* _PROBLEM DETAILS_:
Rewrite the lines below that begin at the line containing "chart-toolbox[interactable] — [962, 344, 991, 356]" and end after the line containing "data-zoom-reset-icon[interactable] — [979, 344, 991, 356]", swapping "Les Miserables" for "Les Misérables" and keeping everything else the same.

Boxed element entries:
____

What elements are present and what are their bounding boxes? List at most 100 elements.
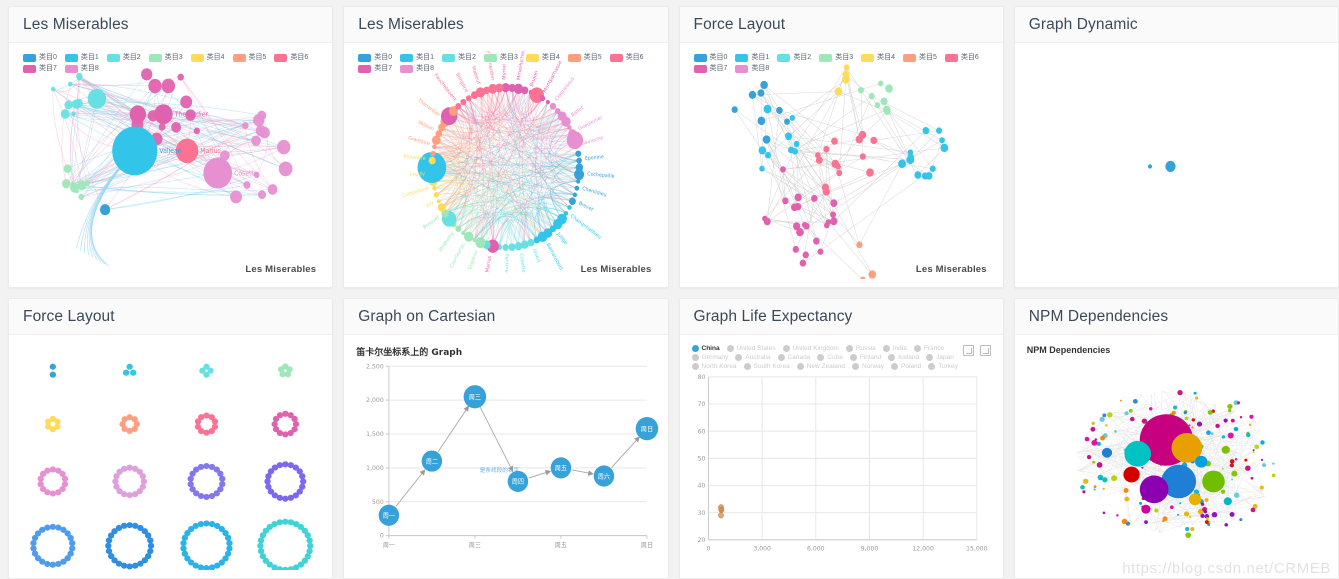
chart-toolbox[interactable] — [962, 344, 991, 356]
card-graph-dynamic[interactable]: Graph Dynamic — [1013, 6, 1339, 288]
svg-text:Cosette: Cosette — [234, 169, 258, 177]
svg-text:3,000: 3,000 — [753, 545, 771, 552]
svg-text:1,000: 1,000 — [366, 464, 384, 471]
chart-caption: Les Miserables — [580, 263, 652, 275]
svg-text:MmeHucheloup: MmeHucheloup — [516, 51, 528, 81]
svg-text:Simplice: Simplice — [454, 72, 469, 94]
svg-text:Grantaire: Grantaire — [408, 135, 431, 147]
svg-text:Brujon: Brujon — [529, 70, 540, 88]
force-layout-graph[interactable] — [688, 51, 995, 279]
svg-text:Chenildieu: Chenildieu — [582, 186, 608, 199]
svg-text:周五: 周五 — [555, 465, 567, 472]
svg-text:周三: 周三 — [469, 394, 481, 401]
svg-text:周日: 周日 — [641, 425, 653, 432]
svg-text:2,000: 2,000 — [366, 397, 384, 404]
card-npm-dependencies[interactable]: NPM Dependencies NPM Dependencies — [1013, 297, 1339, 579]
svg-text:周一: 周一 — [383, 542, 395, 549]
svg-text:Mabeuf: Mabeuf — [470, 65, 481, 85]
force-layout-rings-graph[interactable] — [17, 343, 324, 570]
svg-text:2,500: 2,500 — [366, 363, 384, 370]
svg-text:12,000: 12,000 — [912, 545, 933, 552]
graph-dynamic-graph[interactable] — [1023, 51, 1330, 279]
svg-text:Prouvaire: Prouvaire — [404, 154, 427, 162]
chart-caption: Les Miserables — [915, 263, 987, 275]
svg-text:50: 50 — [697, 455, 705, 462]
data-zoom-reset-icon[interactable] — [979, 344, 991, 356]
svg-text:Brevet: Brevet — [578, 201, 595, 214]
svg-text:Babet: Babet — [570, 105, 585, 119]
svg-text:60: 60 — [697, 428, 705, 435]
card-chart-area[interactable]: NPM Dependencies — [1022, 342, 1330, 571]
svg-text:30: 30 — [697, 509, 705, 516]
svg-text:20: 20 — [697, 536, 705, 543]
svg-text:Gavroche: Gavroche — [581, 135, 604, 147]
svg-text:周四: 周四 — [512, 478, 524, 485]
npm-dependencies-graph[interactable] — [1023, 343, 1330, 571]
chart-caption: Les Miserables — [245, 263, 317, 275]
svg-text:Valjean: Valjean — [417, 119, 435, 132]
chart-card-grid: Les Miserables 类目0 类目1 类目2 类目3 类目4 类目5 类目6 类目7 类… — [0, 0, 1339, 579]
svg-text:周二: 周二 — [426, 458, 438, 465]
card-les-miserables-circular[interactable]: Les Miserables 类目0 类目1 类目2 类目3 类目4 类目5 类目6 类目7 类… — [343, 6, 669, 288]
svg-text:Jondrette: Jondrette — [437, 231, 456, 254]
svg-text:0: 0 — [380, 532, 384, 539]
svg-text:Joly: Joly — [424, 200, 435, 210]
svg-text:Fauchelevent: Fauchelevent — [433, 73, 458, 103]
card-chart-area[interactable]: 类目0 类目1 类目2 类目3 类目4 类目5 类目6 类目7 类目8 Valjean Mariu… — [17, 51, 325, 279]
les-miserables-force-graph[interactable]: Valjean Marius Cosette Javert Thenardier — [17, 51, 324, 279]
svg-text:1,500: 1,500 — [366, 431, 384, 438]
svg-text:周一: 周一 — [383, 512, 395, 519]
svg-text:6,000: 6,000 — [807, 545, 825, 552]
svg-text:Thenardier: Thenardier — [174, 110, 209, 118]
card-title: Graph Dynamic — [1014, 7, 1338, 43]
svg-text:周三: 周三 — [469, 542, 481, 549]
card-title: Graph Life Expectancy — [679, 298, 1003, 335]
svg-text:周五: 周五 — [555, 542, 567, 549]
svg-text:Enjolras: Enjolras — [468, 249, 480, 271]
graph-on-cartesian-chart[interactable]: 0 500 1,000 1,500 2,000 2,500 周一 周三 周五 周日 是条线段的名字周… — [352, 343, 659, 571]
les-miserables-circular-graph[interactable]: Myriel MmeHucheloup Brujon Montparnasse Claq… — [352, 51, 659, 279]
svg-text:周日: 周日 — [641, 542, 653, 549]
svg-text:Champmathieu: Champmathieu — [569, 213, 602, 241]
svg-text:Thenardier: Thenardier — [416, 97, 442, 119]
svg-text:Claquesous: Claquesous — [554, 76, 576, 103]
svg-text:Marius: Marius — [200, 147, 221, 155]
card-title: Force Layout — [9, 298, 333, 335]
card-chart-area[interactable] — [1022, 51, 1330, 279]
svg-text:9,000: 9,000 — [860, 545, 878, 552]
svg-text:Fantine: Fantine — [504, 254, 510, 273]
card-graph-life-expectancy[interactable]: Graph Life Expectancy China United States… — [678, 297, 1004, 579]
svg-text:Eponine: Eponine — [585, 154, 604, 162]
data-zoom-icon[interactable] — [962, 344, 974, 356]
card-chart-area[interactable] — [17, 342, 325, 570]
svg-text:MmeThenardier: MmeThenardier — [483, 51, 495, 82]
card-force-layout-graph[interactable]: Force Layout 类目0 类目1 类目2 类目3 类目4 类目5 类目6 类目7 类目8… — [678, 6, 1004, 288]
card-title: Graph on Cartesian — [344, 298, 668, 335]
card-chart-area[interactable]: 类目0 类目1 类目2 类目3 类目4 类目5 类目6 类目7 类目8 Les Miserabl… — [687, 51, 995, 279]
card-title: Les Miserables — [9, 7, 333, 43]
svg-text:0: 0 — [706, 545, 710, 552]
svg-text:Bossuet: Bossuet — [422, 214, 441, 231]
svg-text:Bamatabois: Bamatabois — [545, 242, 564, 272]
card-les-miserables-force[interactable]: Les Miserables 类目0 类目1 类目2 类目3 类目4 类目5 类目6 类目7 类… — [8, 6, 334, 288]
svg-text:周六: 周六 — [598, 472, 610, 480]
card-chart-area[interactable]: 笛卡尔坐标系上的 Graph 0 500 1,000 1,500 2,000 2,500 周… — [352, 342, 660, 571]
card-title: Force Layout — [679, 7, 1003, 43]
life-expectancy-chart[interactable]: 20 30 40 50 60 70 80 0 3,000 6,000 9,000 12,000 15,0… — [688, 343, 995, 571]
svg-text:Gueulemer: Gueulemer — [578, 114, 605, 132]
svg-text:Cosette: Cosette — [518, 253, 527, 273]
card-title: Les Miserables — [344, 7, 668, 43]
svg-text:40: 40 — [697, 482, 705, 489]
card-chart-area[interactable]: 类目0 类目1 类目2 类目3 类目4 类目5 类目6 类目7 类目8 Myriel MmeHuc… — [352, 51, 660, 279]
svg-text:Valjean: Valjean — [159, 147, 181, 155]
card-graph-on-cartesian[interactable]: Graph on Cartesian 笛卡尔坐标系上的 Graph 0 500 1,… — [343, 297, 669, 579]
svg-text:Myriel: Myriel — [502, 64, 508, 79]
card-title: NPM Dependencies — [1014, 298, 1338, 335]
card-force-layout-rings[interactable]: Force Layout — [8, 297, 334, 579]
svg-text:80: 80 — [697, 373, 705, 380]
svg-text:Cochepaille: Cochepaille — [587, 171, 615, 180]
svg-text:Courfeyrac: Courfeyrac — [449, 242, 467, 270]
echarts-gallery-page: Les Miserables 类目0 类目1 类目2 类目3 类目4 类目5 类目6 类目7 类… — [0, 0, 1339, 579]
svg-text:Judge: Judge — [555, 230, 569, 246]
card-chart-area[interactable]: China United States United Kingdom Russia In… — [687, 342, 995, 571]
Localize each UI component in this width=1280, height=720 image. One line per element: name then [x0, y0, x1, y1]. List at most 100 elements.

____

* _RESPONSE_:
chart-toolbox[interactable] — [962, 344, 991, 356]
card-graph-dynamic[interactable]: Graph Dynamic — [1013, 6, 1339, 288]
svg-text:Cosette: Cosette — [234, 169, 258, 177]
svg-text:3,000: 3,000 — [753, 545, 771, 552]
svg-text:1,000: 1,000 — [366, 464, 384, 471]
chart-caption: Les Misérables — [580, 263, 652, 275]
svg-text:MmeHucheloup: MmeHucheloup — [516, 51, 528, 81]
svg-text:Simplice: Simplice — [454, 72, 469, 94]
svg-text:Grantaire: Grantaire — [408, 135, 431, 147]
svg-text:Brujon: Brujon — [529, 70, 540, 88]
force-layout-graph[interactable] — [688, 51, 995, 279]
svg-text:Chenildieu: Chenildieu — [582, 186, 608, 199]
svg-text:周五: 周五 — [555, 465, 567, 472]
svg-text:周三: 周三 — [469, 394, 481, 401]
svg-text:周日: 周日 — [641, 425, 653, 432]
svg-text:2,000: 2,000 — [366, 397, 384, 404]
card-npm-dependencies[interactable]: NPM Dependencies NPM Dependencies — [1013, 297, 1339, 579]
svg-text:周一: 周一 — [383, 542, 395, 549]
svg-text:Mabeuf: Mabeuf — [470, 65, 481, 85]
force-layout-rings-graph[interactable] — [17, 343, 324, 570]
svg-text:2,500: 2,500 — [366, 363, 384, 370]
svg-text:12,000: 12,000 — [912, 545, 933, 552]
graph-dynamic-graph[interactable] — [1023, 51, 1330, 279]
svg-text:Prouvaire: Prouvaire — [404, 154, 427, 162]
chart-caption: Les Misérables — [915, 263, 987, 275]
svg-text:50: 50 — [697, 455, 705, 462]
data-zoom-reset-icon[interactable] — [979, 344, 991, 356]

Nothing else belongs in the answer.